------ DATA FOR PROCESSING ------
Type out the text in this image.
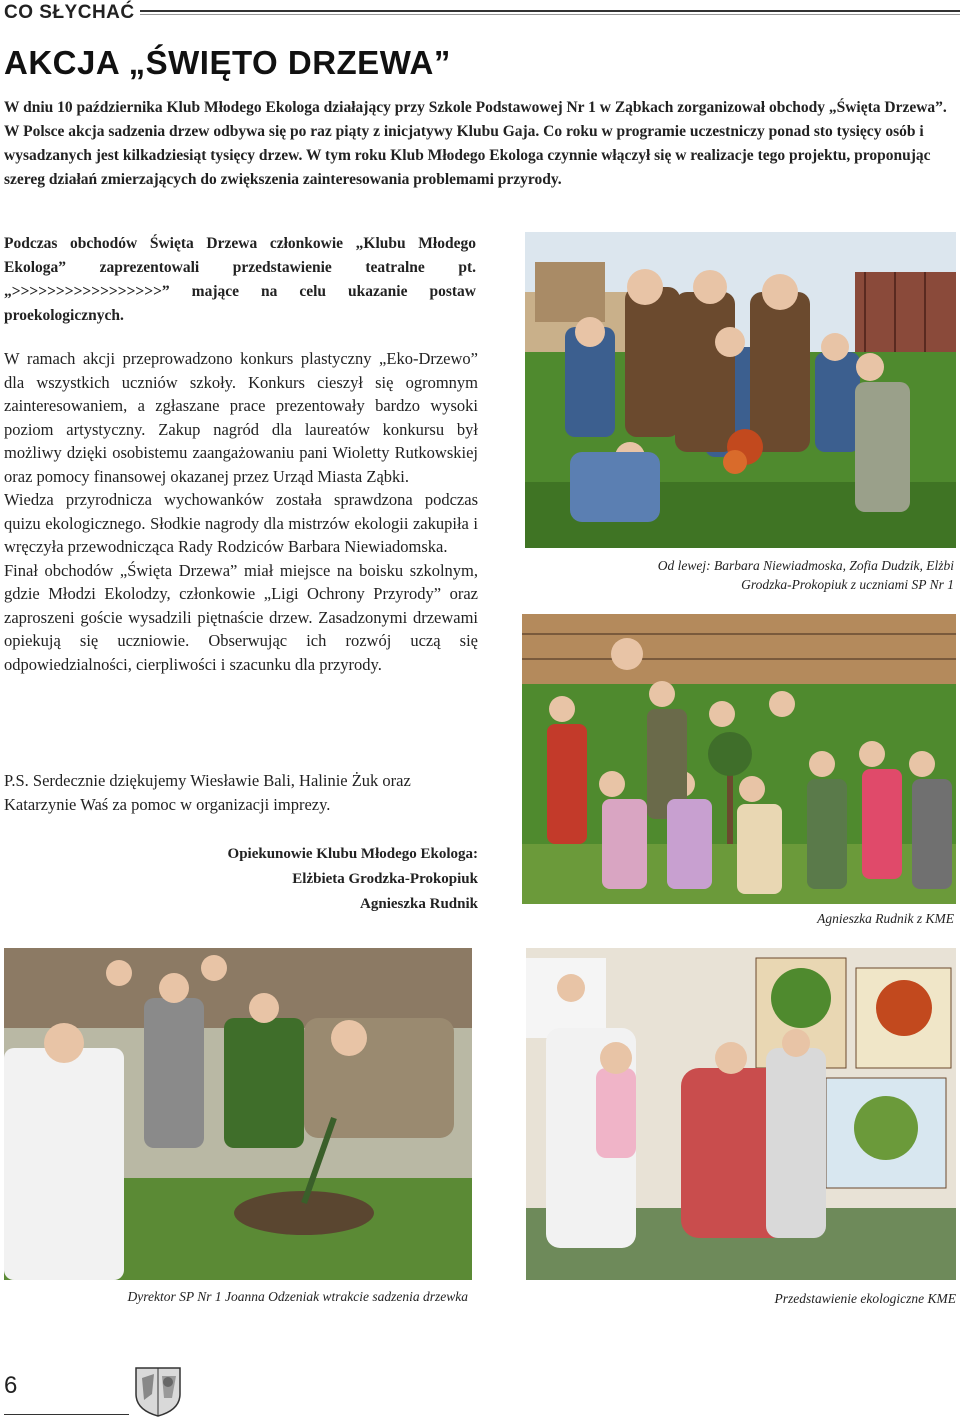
CO SŁYCHAĆ
AKCJA „ŚWIĘTO DRZEWA”

W dniu 10 października Klub Młodego Ekologa działający przy Szkole Podstawowej Nr 1 w Ząbkach zorganizował obchody „Święta Drzewa”. W Polsce akcja sadzenia drzew odbywa się po raz piąty z inicjatywy Klubu Gaja. Co roku w programie uczestniczy ponad sto tysięcy osób i wysadzanych jest kilkadziesiąt tysięcy drzew. W tym roku Klub Młodego Ekologa czynnie włączył się w realizacje tego projektu, proponując szereg działań zmierzających do zwiększenia zainteresowania problemami przyrody.

Podczas obchodów Święta Drzewa członkowie „Klubu Młodego Ekologa” zaprezentowali przedstawienie teatralne pt. „>>>>>>>>>>>>>>>>>” mające na celu ukazanie postaw proekologicznych.

W ramach akcji przeprowadzono konkurs plastyczny „Eko-Drzewo” dla wszystkich uczniów szkoły. Konkurs cieszył się ogromnym zainteresowaniem, a zgłaszane prace prezentowały bardzo wysoki poziom artystyczny. Zakup nagród dla laureatów konkursu był możliwy dzięki osobistemu zaangażowaniu pani Wioletty Rutkowskiej oraz pomocy finansowej okazanej przez Urząd Miasta Ząbki.

Wiedza przyrodnicza wychowanków została sprawdzona podczas quizu ekologicznego. Słodkie nagrody dla mistrzów ekologii zakupiła i wręczyła przewodnicząca Rady Rodziców Barbara Niewiadomska.

Finał obchodów „Święta Drzewa” miał miejsce na boisku szkolnym, gdzie Młodzi Ekolodzy, członkowie „Ligi Ochrony Przyrody” oraz zaproszeni goście wysadzili piętnaście drzew. Zasadzonymi drzewami opiekują się uczniowie. Obserwując ich rozwój uczą się odpowiedzialności, cierpliwości i szacunku dla przyrody.

P.S. Serdecznie dziękujemy Wiesławie Bali, Halinie Żuk oraz Katarzynie Waś za pomoc w organizacji imprezy.

Opiekunowie Klubu Młodego Ekologa:
Elżbieta Grodzka-Prokopiuk
Agnieszka Rudnik

Od lewej: Barbara Niewiadmoska, Zofia Dudzik, Elżbi Grodzka-Prokopiuk z uczniami SP Nr 1

Agnieszka Rudnik z KME

Dyrektor SP Nr 1 Joanna Odzeniak wtrakcie sadzenia drzewka	Przedstawienie ekologiczne KME

6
------
TASK DETAILS:
Copy all lines from the listing that contain "Barbara".

SOLUTION:
Wiedza przyrodnicza wychowanków została sprawdzona podczas quizu ekologicznego. Słodkie nagrody dla mistrzów ekologii zakupiła i wręczyła przewodnicząca Rady Rodziców Barbara Niewiadomska.
Od lewej: Barbara Niewiadmoska, Zofia Dudzik, Elżbi Grodzka-Prokopiuk z uczniami SP Nr 1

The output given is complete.